→ To be done: How many lines of the records below contain the word "工商治理"? Answer with the number alone.

═══

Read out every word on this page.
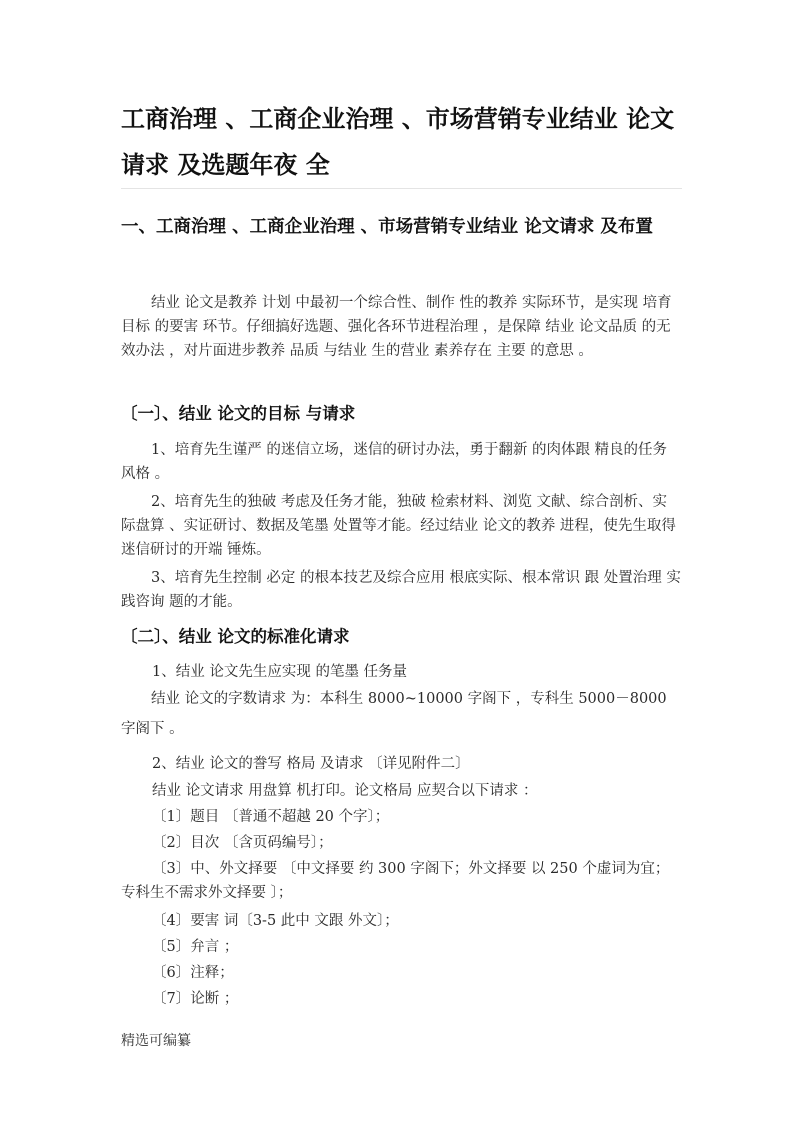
工商治理 、工商企业治理 、市场营销专业结业 论文请求 及选题年夜 全
一、工商治理 、工商企业治理 、市场营销专业结业 论文请求 及布置

结业 论文是教养 计划 中最初一个综合性、制作 性的教养 实际环节，是实现 培育目标 的要害 环节。仔细搞好选题、强化各环节进程治理 ，是保障 结业 论文品质 的无效办法 ，对片面进步教养 品质 与结业 生的营业 素养存在 主要 的意思 。

〔一〕、结业 论文的目标 与请求

1、培育先生谨严 的迷信立场，迷信的研讨办法，勇于翻新 的肉体跟 精良的任务风格 。

2、培育先生的独破 考虑及任务才能，独破 检索材料、浏览 文献、综合剖析、实际盘算 、实证研讨、数据及笔墨 处置等才能。经过结业 论文的教养 进程，使先生取得迷信研讨的开端 锤炼。

3、培育先生控制 必定 的根本技艺及综合应用 根底实际、根本常识 跟 处置治理 实践咨询 题的才能。

〔二〕、结业 论文的标准化请求

1、结业 论文先生应实现 的笔墨 任务量

结业 论文的字数请求 为：本科生 8000~10000 字阁下 ，专科生 5000－8000 字阁下 。

2、结业 论文的誊写 格局 及请求 〔详见附件二〕

结业 论文请求 用盘算 机打印。论文格局 应契合以下请求 ：

〔1〕题目 〔普通不超越 20 个字〕；

〔2〕目次 〔含页码编号〕；

〔3〕中、外文择要 〔中文择要 约 300 字阁下；外文择要 以 250 个虚词为宜；专科生不需求外文择要 〕；

〔4〕要害 词〔3-5 此中 文跟 外文〕；

〔5〕弁言 ；

〔6〕注释；

〔7〕论断 ；

精选可编纂
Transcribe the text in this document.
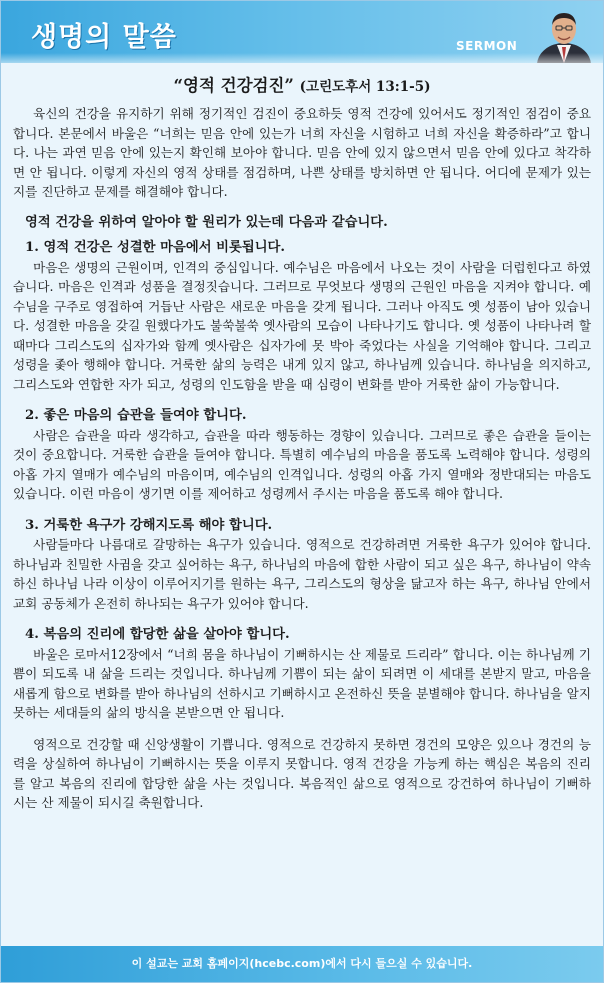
생명의 말씀	SERMON
“영적 건강검진” (고린도후서 13:1-5)

육신의 건강을 유지하기 위해 정기적인 검진이 중요하듯 영적 건강에 있어서도 정기적인 점검이 중요합니다. 본문에서 바울은 “너희는 믿음 안에 있는가 너희 자신을 시험하고 너희 자신을 확증하라”고 합니다. 나는 과연 믿음 안에 있는지 확인해 보아야 합니다. 믿음 안에 있지 않으면서 믿음 안에 있다고 착각하면 안 됩니다. 이렇게 자신의 영적 상태를 점검하며, 나쁜 상태를 방치하면 안 됩니다. 어디에 문제가 있는지를 진단하고 문제를 해결해야 합니다.

영적 건강을 위하여 알아야 할 원리가 있는데 다음과 같습니다.
1. 영적 건강은 성결한 마음에서 비롯됩니다.

마음은 생명의 근원이며, 인격의 중심입니다. 예수님은 마음에서 나오는 것이 사람을 더럽힌다고 하였습니다. 마음은 인격과 성품을 결정짓습니다. 그러므로 무엇보다 생명의 근원인 마음을 지켜야 합니다. 예수님을 구주로 영접하여 거듭난 사람은 새로운 마음을 갖게 됩니다. 그러나 아직도 옛 성품이 남아 있습니다. 성결한 마음을 갖길 원했다가도 불쑥불쑥 옛사람의 모습이 나타나기도 합니다. 옛 성품이 나타나려 할 때마다 그리스도의 십자가와 함께 옛사람은 십자가에 못 박아 죽었다는 사실을 기억해야 합니다. 그리고 성령을 좇아 행해야 합니다. 거룩한 삶의 능력은 내게 있지 않고, 하나님께 있습니다. 하나님을 의지하고, 그리스도와 연합한 자가 되고, 성령의 인도함을 받을 때 심령이 변화를 받아 거룩한 삶이 가능합니다.

2. 좋은 마음의 습관을 들여야 합니다.

사람은 습관을 따라 생각하고, 습관을 따라 행동하는 경향이 있습니다. 그러므로 좋은 습관을 들이는 것이 중요합니다. 거룩한 습관을 들여야 합니다. 특별히 예수님의 마음을 품도록 노력해야 합니다. 성령의 아홉 가지 열매가 예수님의 마음이며, 예수님의 인격입니다. 성령의 아홉 가지 열매와 정반대되는 마음도 있습니다. 이런 마음이 생기면 이를 제어하고 성령께서 주시는 마음을 품도록 해야 합니다.

3. 거룩한 욕구가 강해지도록 해야 합니다.

사람들마다 나름대로 갈망하는 욕구가 있습니다. 영적으로 건강하려면 거룩한 욕구가 있어야 합니다. 하나님과 친밀한 사귐을 갖고 싶어하는 욕구, 하나님의 마음에 합한 사람이 되고 싶은 욕구, 하나님이 약속하신 하나님 나라 이상이 이루어지기를 원하는 욕구, 그리스도의 형상을 닮고자 하는 욕구, 하나님 안에서 교회 공동체가 온전히 하나되는 욕구가 있어야 합니다.

4. 복음의 진리에 합당한 삶을 살아야 합니다.

바울은 로마서12장에서 “너희 몸을 하나님이 기뻐하시는 산 제물로 드리라” 합니다. 이는 하나님께 기쁨이 되도록 내 삶을 드리는 것입니다. 하나님께 기쁨이 되는 삶이 되려면 이 세대를 본받지 말고, 마음을 새롭게 함으로 변화를 받아 하나님의 선하시고 기뻐하시고 온전하신 뜻을 분별해야 합니다. 하나님을 알지 못하는 세대들의 삶의 방식을 본받으면 안 됩니다.

영적으로 건강할 때 신앙생활이 기쁩니다. 영적으로 건강하지 못하면 경건의 모양은 있으나 경건의 능력을 상실하여 하나님이 기뻐하시는 뜻을 이루지 못합니다. 영적 건강을 가능케 하는 핵심은 복음의 진리를 알고 복음의 진리에 합당한 삶을 사는 것입니다. 복음적인 삶으로 영적으로 강건하여 하나님이 기뻐하시는 산 제물이 되시길 축원합니다.

이 설교는 교회 홈페이지(hcebc.com)에서 다시 들으실 수 있습니다.
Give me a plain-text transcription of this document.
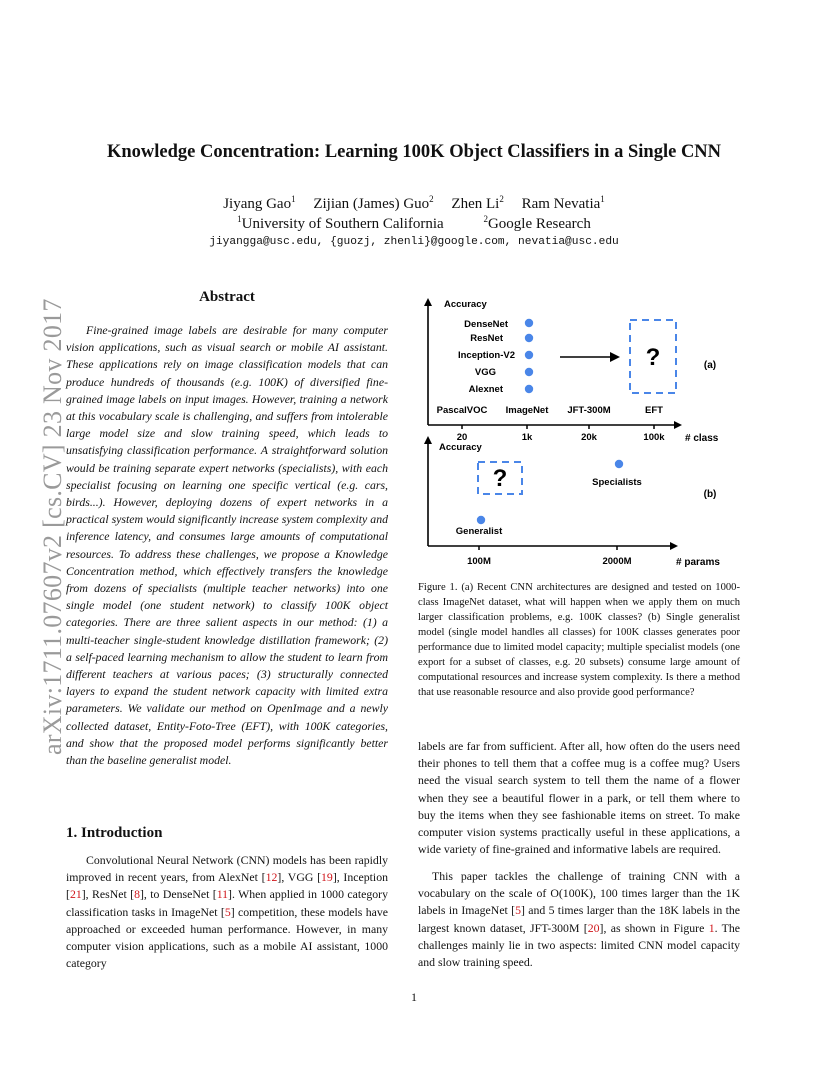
Knowledge Concentration: Learning 100K Object Classifiers in a Single CNN
Jiyang Gao$^1$ Zijian (James) Guo$^2$ Zhen Li$^2$ Ram Nevatia$^1$
$^1$University of Southern California	$^2$Google Research
jiyangga@usc.edu, {guozj, zhenli}@google.com, nevatia@usc.edu
arXiv:1711.07607v2 [cs.CV] 23 Nov 2017
Abstract

Fine-grained image labels are desirable for many computer vision applications, such as visual search or mobile AI assistant. These applications rely on image classification models that can produce hundreds of thousands (e.g. 100K) of diversified fine-grained image labels on input images. However, training a network at this vocabulary scale is challenging, and suffers from intolerable large model size and slow training speed, which leads to unsatisfying classification performance. A straightforward solution would be training separate expert networks (specialists), with each specialist focusing on learning one specific vertical (e.g. cars, birds...). However, deploying dozens of expert networks in a practical system would significantly increase system complexity and inference latency, and consumes large amounts of computational resources. To address these challenges, we propose a Knowledge Concentration method, which effectively transfers the knowledge from dozens of specialists (multiple teacher networks) into one single model (one student network) to classify 100K object categories. There are three salient aspects in our method: (1) a multi-teacher single-student knowledge distillation framework; (2) a self-paced learning mechanism to allow the student to learn from different teachers at various paces; (3) structurally connected layers to expand the student network capacity with limited extra parameters. We validate our method on OpenImage and a newly collected dataset, Entity-Foto-Tree (EFT), with 100K categories, and show that the proposed model performs significantly better than the baseline generalist model.

1. Introduction

Convolutional Neural Network (CNN) models has been rapidly improved in recent years, from AlexNet [12], VGG [19], Inception [21], ResNet [8], to DenseNet [11]. When applied in 1000 category classification tasks in ImageNet [5] competition, these models have approached or exceeded human performance. However, in many computer vision applications, such as a mobile AI assistant, 1000 category

Accuracy
DenseNet
ResNet
Inception-V2
VGG
Alexnet
?	(a)
PascalVOC ImageNet JFT-300M	EFT
20	1k	20k	100k # class
Accuracy
?	Specialists
Generalist
(b)
100M	2000M	# params

Figure 1. (a) Recent CNN architectures are designed and tested on 1000-class ImageNet dataset, what will happen when we apply them on much larger classification problems, e.g. 100K classes? (b) Single generalist model (single model handles all classes) for 100K classes generates poor performance due to limited model capacity; multiple specialist models (one export for a subset of classes, e.g. 20 subsets) consume large amount of computational resources and increase system complexity. Is there a method that use reasonable resource and also provide good performance?

labels are far from sufficient. After all, how often do the users need their phones to tell them that a coffee mug is a coffee mug? Users need the visual search system to tell them the name of a flower when they see a beautiful flower in a park, or tell them where to buy the items when they see fashionable items on street. To make computer vision systems practically useful in these applications, a wide variety of fine-grained and informative labels are required.

This paper tackles the challenge of training CNN with a vocabulary on the scale of O(100K), 100 times larger than the 1K labels in ImageNet [5] and 5 times larger than the 18K labels in the largest known dataset, JFT-300M [20], as shown in Figure 1. The challenges mainly lie in two aspects: limited CNN model capacity and slow training speed.

1
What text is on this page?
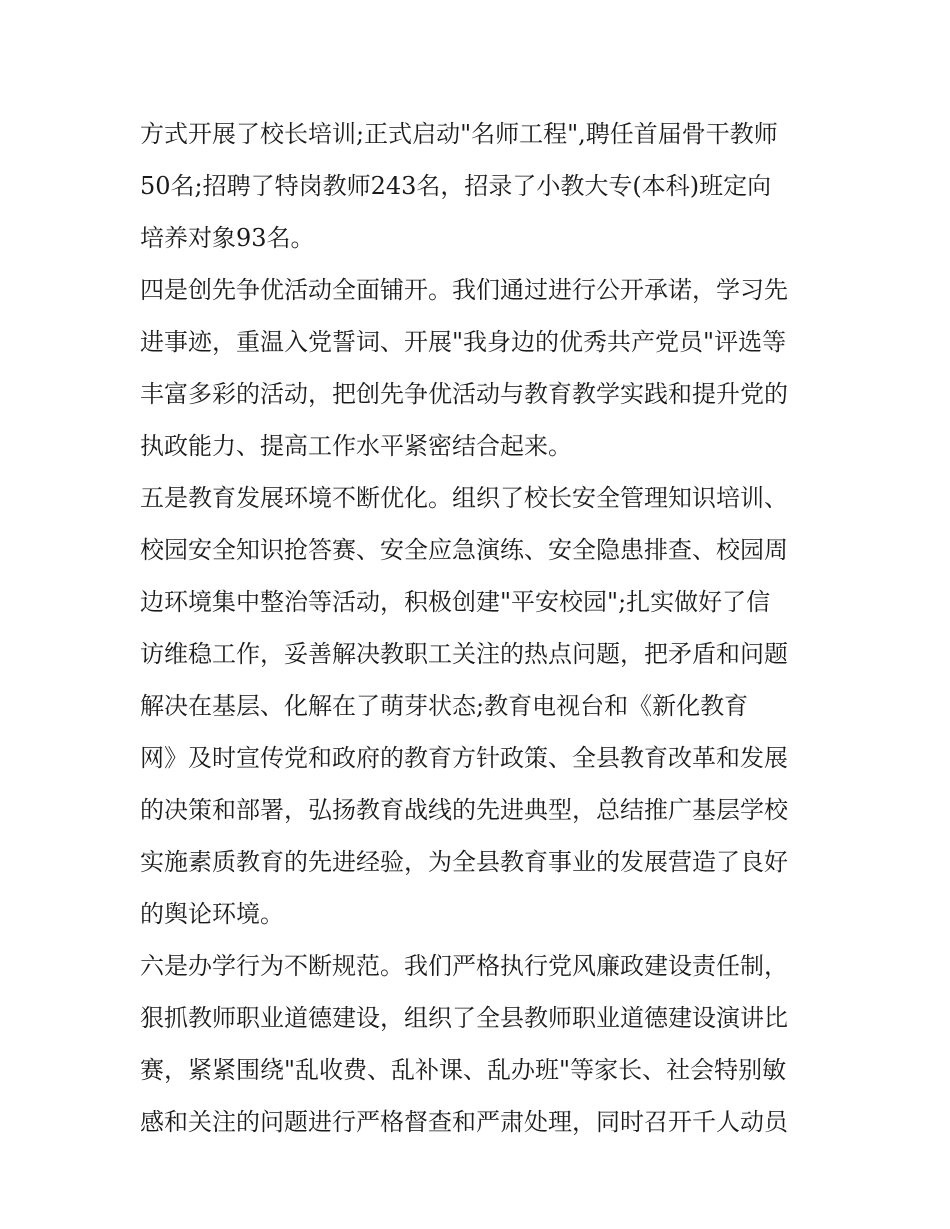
方式开展了校长培训;正式启动"名师工程",聘任首届骨干教师
50名;招聘了特岗教师243名，招录了小教大专(本科)班定向
培养对象93名。
四是创先争优活动全面铺开。我们通过进行公开承诺，学习先
进事迹，重温入党誓词、开展"我身边的优秀共产党员"评选等
丰富多彩的活动，把创先争优活动与教育教学实践和提升党的
执政能力、提高工作水平紧密结合起来。
五是教育发展环境不断优化。组织了校长安全管理知识培训、
校园安全知识抢答赛、安全应急演练、安全隐患排查、校园周
边环境集中整治等活动，积极创建"平安校园";扎实做好了信
访维稳工作，妥善解决教职工关注的热点问题，把矛盾和问题
解决在基层、化解在了萌芽状态;教育电视台和《新化教育
网》及时宣传党和政府的教育方针政策、全县教育改革和发展
的决策和部署，弘扬教育战线的先进典型，总结推广基层学校
实施素质教育的先进经验，为全县教育事业的发展营造了良好
的舆论环境。
六是办学行为不断规范。我们严格执行党风廉政建设责任制，
狠抓教师职业道德建设，组织了全县教师职业道德建设演讲比
赛，紧紧围绕"乱收费、乱补课、乱办班"等家长、社会特别敏
感和关注的问题进行严格督查和严肃处理，同时召开千人动员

═══

→ Output for this task: 2